⟨
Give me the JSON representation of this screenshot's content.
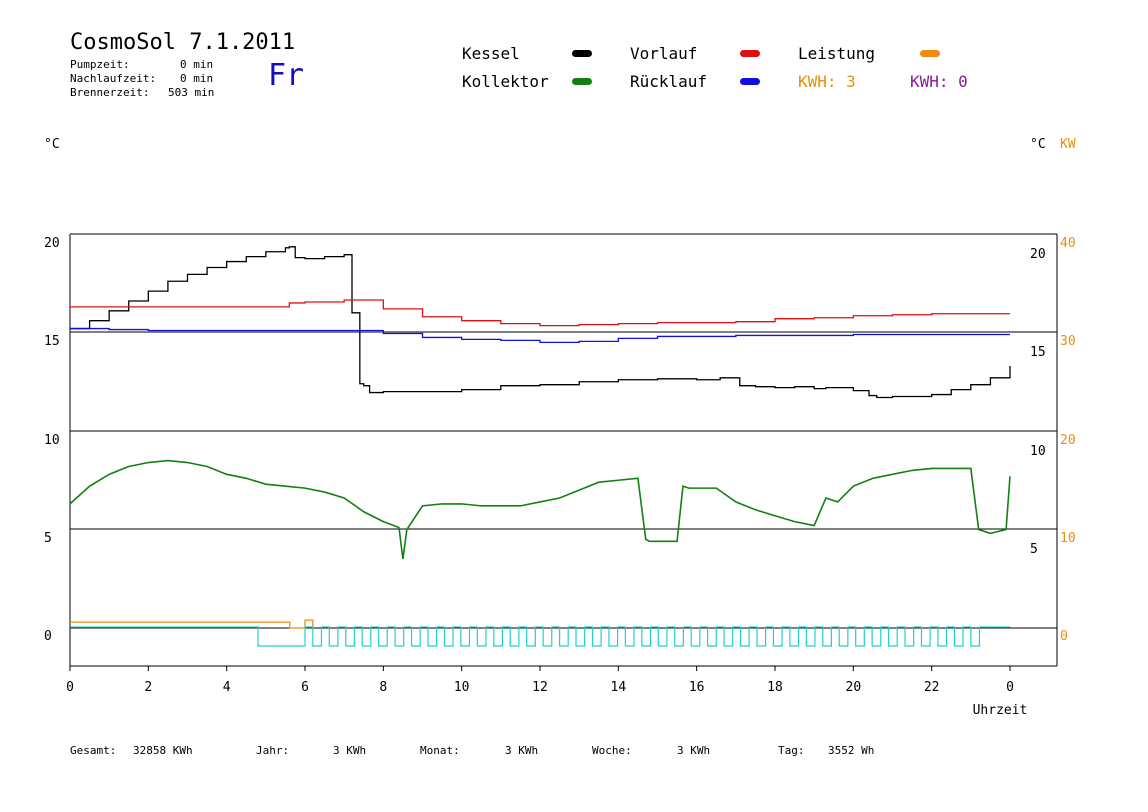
{
  "header": {
    "title": "CosmoSol 7.1.2011",
    "day": "Fr",
    "stats": [
      {
        "label": "Pumpzeit:",
        "value": "0 min"
      },
      {
        "label": "Nachlaufzeit:",
        "value": "0 min"
      },
      {
        "label": "Brennerzeit:",
        "value": "503 min"
      }
    ]
  },
  "legend": {
    "kessel": {
      "label": "Kessel",
      "color": "#000000"
    },
    "kollektor": {
      "label": "Kollektor",
      "color": "#128012"
    },
    "vorlauf": {
      "label": "Vorlauf",
      "color": "#e01010"
    },
    "ruecklauf": {
      "label": "Rücklauf",
      "color": "#1010e0"
    },
    "leistung": {
      "label": "Leistung",
      "color": "#f08a10"
    },
    "kwh1": {
      "label": "KWH:",
      "value": "3",
      "color": "#e8900c"
    },
    "kwh2": {
      "label": "KWH:",
      "value": "0",
      "color": "#8a1a9a"
    }
  },
  "axis_labels": {
    "left_unit": "°C",
    "right_unit": "°C",
    "right_unit2": "KW",
    "x_title": "Uhrzeit"
  },
  "footer": [
    {
      "label": "Gesamt:",
      "value": "32858 KWh"
    },
    {
      "label": "Jahr:",
      "value": "3 KWh"
    },
    {
      "label": "Monat:",
      "value": "3 KWh"
    },
    {
      "label": "Woche:",
      "value": "3 KWh"
    },
    {
      "label": "Tag:",
      "value": "3552 Wh"
    }
  ],
  "chart_data": {
    "type": "line",
    "x_ticks": [
      "0",
      "2",
      "4",
      "6",
      "8",
      "10",
      "12",
      "14",
      "16",
      "18",
      "20",
      "22",
      "0"
    ],
    "xlabel": "Uhrzeit",
    "upper_panel": {
      "left_ticks": [
        "20",
        "15"
      ],
      "right_ticks": [
        "20",
        "15"
      ],
      "right_kw_ticks": [
        "40",
        "30"
      ],
      "ylim": [
        10,
        20
      ],
      "series": [
        {
          "name": "Kessel",
          "color": "#000000",
          "x": [
            0,
            0.5,
            1,
            1.5,
            2,
            2.5,
            3,
            3.5,
            4,
            4.5,
            5,
            5.5,
            5.6,
            5.75,
            6,
            6.5,
            7,
            7.2,
            7.4,
            7.5,
            7.65,
            8,
            9,
            10,
            11,
            12,
            13,
            14,
            15,
            16,
            16.6,
            17,
            17.1,
            17.5,
            18,
            18.5,
            19,
            19.3,
            20,
            20.4,
            20.6,
            21,
            22,
            22.5,
            23,
            23.5,
            24
          ],
          "y": [
            15.2,
            15.6,
            16.1,
            16.6,
            17.1,
            17.6,
            17.95,
            18.3,
            18.6,
            18.85,
            19.1,
            19.3,
            19.35,
            18.8,
            18.75,
            18.85,
            18.95,
            16,
            12.4,
            12.3,
            11.95,
            12,
            12,
            12.1,
            12.3,
            12.35,
            12.5,
            12.6,
            12.65,
            12.6,
            12.7,
            12.7,
            12.3,
            12.25,
            12.2,
            12.25,
            12.15,
            12.2,
            12.05,
            11.8,
            11.7,
            11.75,
            11.85,
            12.1,
            12.35,
            12.7,
            13.3
          ]
        },
        {
          "name": "Vorlauf",
          "color": "#e01010",
          "x": [
            0,
            1,
            2,
            3,
            4,
            5,
            5.6,
            6,
            7,
            7.5,
            8,
            9,
            10,
            11,
            12,
            13,
            14,
            15,
            16,
            17,
            18,
            19,
            20,
            21,
            22,
            23,
            24
          ],
          "y": [
            16.3,
            16.3,
            16.3,
            16.3,
            16.3,
            16.3,
            16.5,
            16.55,
            16.65,
            16.65,
            16.2,
            15.8,
            15.6,
            15.45,
            15.35,
            15.4,
            15.45,
            15.5,
            15.5,
            15.55,
            15.7,
            15.75,
            15.85,
            15.9,
            15.95,
            15.95,
            15.95
          ]
        },
        {
          "name": "Rücklauf",
          "color": "#1010e0",
          "x": [
            0,
            1,
            2,
            3,
            4,
            5,
            6,
            7,
            8,
            9,
            10,
            11,
            12,
            13,
            14,
            15,
            16,
            17,
            18,
            19,
            20,
            21,
            22,
            23,
            24
          ],
          "y": [
            15.2,
            15.15,
            15.1,
            15.1,
            15.1,
            15.1,
            15.1,
            15.1,
            14.95,
            14.75,
            14.65,
            14.6,
            14.5,
            14.55,
            14.7,
            14.8,
            14.8,
            14.85,
            14.85,
            14.85,
            14.9,
            14.9,
            14.9,
            14.9,
            14.9
          ]
        }
      ]
    },
    "lower_panel": {
      "left_ticks": [
        "10",
        "5",
        "0"
      ],
      "right_ticks": [
        "10",
        "5"
      ],
      "right_kw_ticks": [
        "20",
        "10",
        "0"
      ],
      "ylim": [
        0,
        10
      ],
      "series": [
        {
          "name": "Kollektor",
          "color": "#128012",
          "x": [
            0,
            0.5,
            1,
            1.5,
            2,
            2.5,
            3,
            3.5,
            4,
            4.5,
            5,
            5.5,
            6,
            6.5,
            7,
            7.5,
            8,
            8.4,
            8.5,
            8.6,
            9,
            9.5,
            10,
            10.5,
            11,
            11.5,
            12,
            12.5,
            13,
            13.5,
            14,
            14.5,
            14.7,
            14.8,
            15.5,
            15.65,
            15.8,
            16.5,
            17,
            17.5,
            18,
            18.5,
            19,
            19.3,
            19.6,
            20,
            20.5,
            21,
            21.5,
            22,
            22.5,
            23,
            23.2,
            23.5,
            23.9,
            24
          ],
          "y": [
            6.3,
            7.2,
            7.8,
            8.2,
            8.4,
            8.5,
            8.4,
            8.2,
            7.8,
            7.6,
            7.3,
            7.2,
            7.1,
            6.9,
            6.6,
            5.9,
            5.4,
            5.1,
            3.5,
            5.0,
            6.2,
            6.3,
            6.3,
            6.2,
            6.2,
            6.2,
            6.4,
            6.6,
            7.0,
            7.4,
            7.5,
            7.6,
            4.5,
            4.4,
            4.4,
            7.2,
            7.1,
            7.1,
            6.4,
            6.0,
            5.7,
            5.4,
            5.2,
            6.6,
            6.4,
            7.2,
            7.6,
            7.8,
            8.0,
            8.1,
            8.1,
            8.1,
            5.0,
            4.8,
            5.0,
            7.7
          ]
        },
        {
          "name": "Leistung",
          "color": "#f08a10",
          "x": [
            0,
            5.6,
            5.61,
            6,
            6.2
          ],
          "y": [
            0.3,
            0.3,
            0,
            0.4,
            0
          ]
        }
      ]
    }
  }
}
⟩
WHAT THIS TASK INVOLVES:
The records above must be echoed exactly, minus their pictures.

WRITTEN REPLY:
Give me the JSON representation of this screenshot's content.
{
  "header": {
    "title": "CosmoSol 7.1.2011",
    "day": "Fr",
    "stats": [
      {
        "label": "Pumpzeit:",
        "value": "0 min"
      },
      {
        "label": "Nachlaufzeit:",
        "value": "0 min"
      },
      {
        "label": "Brennerzeit:",
        "value": "503 min"
      }
    ]
  },
  "legend": {
    "kessel": {
      "label": "Kessel",
      "color": "#000000"
    },
    "kollektor": {
      "label": "Kollektor",
      "color": "#128012"
    },
    "vorlauf": {
      "label": "Vorlauf",
      "color": "#e01010"
    },
    "ruecklauf": {
      "label": "Rücklauf",
      "color": "#1010e0"
    },
    "leistung": {
      "label": "Leistung",
      "color": "#f08a10"
    },
    "kwh1": {
      "label": "KWH:",
      "value": "3",
      "color": "#e8900c"
    },
    "kwh2": {
      "label": "KWH:",
      "value": "0",
      "color": "#8a1a9a"
    }
  },
  "axis_labels": {
    "left_unit": "°C",
    "right_unit": "°C",
    "right_unit2": "KW",
    "x_title": "Uhrzeit"
  },
  "footer": [
    {
      "label": "Gesamt:",
      "value": "32858 KWh"
    },
    {
      "label": "Jahr:",
      "value": "3 KWh"
    },
    {
      "label": "Monat:",
      "value": "3 KWh"
    },
    {
      "label": "Woche:",
      "value": "3 KWh"
    },
    {
      "label": "Tag:",
      "value": "3552 Wh"
    }
  ],
  "chart_data": {
    "type": "line",
    "x_ticks": [
      "0",
      "2",
      "4",
      "6",
      "8",
      "10",
      "12",
      "14",
      "16",
      "18",
      "20",
      "22",
      "0"
    ],
    "xlabel": "Uhrzeit",
    "upper_panel": {
      "left_ticks": [
        "20",
        "15"
      ],
      "right_ticks": [
        "20",
        "15"
      ],
      "right_kw_ticks": [
        "40",
        "30"
      ],
      "ylim": [
        10,
        20
      ],
      "series": [
        {
          "name": "Kessel",
          "color": "#000000",
          "x": [
            0,
            0.5,
            1,
            1.5,
            2,
            2.5,
            3,
            3.5,
            4,
            4.5,
            5,
            5.5,
            5.6,
            5.75,
            6,
            6.5,
            7,
            7.2,
            7.4,
            7.5,
            7.65,
            8,
            9,
            10,
            11,
            12,
            13,
            14,
            15,
            16,
            16.6,
            17,
            17.1,
            17.5,
            18,
            18.5,
            19,
            19.3,
            20,
            20.4,
            20.6,
            21,
            22,
            22.5,
            23,
            23.5,
            24
          ],
          "y": [
            15.2,
            15.6,
            16.1,
            16.6,
            17.1,
            17.6,
            17.95,
            18.3,
            18.6,
            18.85,
            19.1,
            19.3,
            19.35,
            18.8,
            18.75,
            18.85,
            18.95,
            16,
            12.4,
            12.3,
            11.95,
            12,
            12,
            12.1,
            12.3,
            12.35,
            12.5,
            12.6,
            12.65,
            12.6,
            12.7,
            12.7,
            12.3,
            12.25,
            12.2,
            12.25,
            12.15,
            12.2,
            12.05,
            11.8,
            11.7,
            11.75,
            11.85,
            12.1,
            12.35,
            12.7,
            13.3
          ]
        },
        {
          "name": "Vorlauf",
          "color": "#e01010",
          "x": [
            0,
            1,
            2,
            3,
            4,
            5,
            5.6,
            6,
            7,
            7.5,
            8,
            9,
            10,
            11,
            12,
            13,
            14,
            15,
            16,
            17,
            18,
            19,
            20,
            21,
            22,
            23,
            24
          ],
          "y": [
            16.3,
            16.3,
            16.3,
            16.3,
            16.3,
            16.3,
            16.5,
            16.55,
            16.65,
            16.65,
            16.2,
            15.8,
            15.6,
            15.45,
            15.35,
            15.4,
            15.45,
            15.5,
            15.5,
            15.55,
            15.7,
            15.75,
            15.85,
            15.9,
            15.95,
            15.95,
            15.95
          ]
        },
        {
          "name": "Rücklauf",
          "color": "#1010e0",
          "x": [
            0,
            1,
            2,
            3,
            4,
            5,
            6,
            7,
            8,
            9,
            10,
            11,
            12,
            13,
            14,
            15,
            16,
            17,
            18,
            19,
            20,
            21,
            22,
            23,
            24
          ],
          "y": [
            15.2,
            15.15,
            15.1,
            15.1,
            15.1,
            15.1,
            15.1,
            15.1,
            14.95,
            14.75,
            14.65,
            14.6,
            14.5,
            14.55,
            14.7,
            14.8,
            14.8,
            14.85,
            14.85,
            14.85,
            14.9,
            14.9,
            14.9,
            14.9,
            14.9
          ]
        }
      ]
    },
    "lower_panel": {
      "left_ticks": [
        "10",
        "5",
        "0"
      ],
      "right_ticks": [
        "10",
        "5"
      ],
      "right_kw_ticks": [
        "20",
        "10",
        "0"
      ],
      "ylim": [
        0,
        10
      ],
      "series": [
        {
          "name": "Kollektor",
          "color": "#128012",
          "x": [
            0,
            0.5,
            1,
            1.5,
            2,
            2.5,
            3,
            3.5,
            4,
            4.5,
            5,
            5.5,
            6,
            6.5,
            7,
            7.5,
            8,
            8.4,
            8.5,
            8.6,
            9,
            9.5,
            10,
            10.5,
            11,
            11.5,
            12,
            12.5,
            13,
            13.5,
            14,
            14.5,
            14.7,
            14.8,
            15.5,
            15.65,
            15.8,
            16.5,
            17,
            17.5,
            18,
            18.5,
            19,
            19.3,
            19.6,
            20,
            20.5,
            21,
            21.5,
            22,
            22.5,
            23,
            23.2,
            23.5,
            23.9,
            24
          ],
          "y": [
            6.3,
            7.2,
            7.8,
            8.2,
            8.4,
            8.5,
            8.4,
            8.2,
            7.8,
            7.6,
            7.3,
            7.2,
            7.1,
            6.9,
            6.6,
            5.9,
            5.4,
            5.1,
            3.5,
            5.0,
            6.2,
            6.3,
            6.3,
            6.2,
            6.2,
            6.2,
            6.4,
            6.6,
            7.0,
            7.4,
            7.5,
            7.6,
            4.5,
            4.4,
            4.4,
            7.2,
            7.1,
            7.1,
            6.4,
            6.0,
            5.7,
            5.4,
            5.2,
            6.6,
            6.4,
            7.2,
            7.6,
            7.8,
            8.0,
            8.1,
            8.1,
            8.1,
            5.0,
            4.8,
            5.0,
            7.7
          ]
        },
        {
          "name": "Leistung",
          "color": "#f08a10",
          "x": [
            0,
            5.6,
            5.61,
            6,
            6.2
          ],
          "y": [
            0.3,
            0.3,
            0,
            0.4,
            0
          ]
        }
      ]
    }
  }
}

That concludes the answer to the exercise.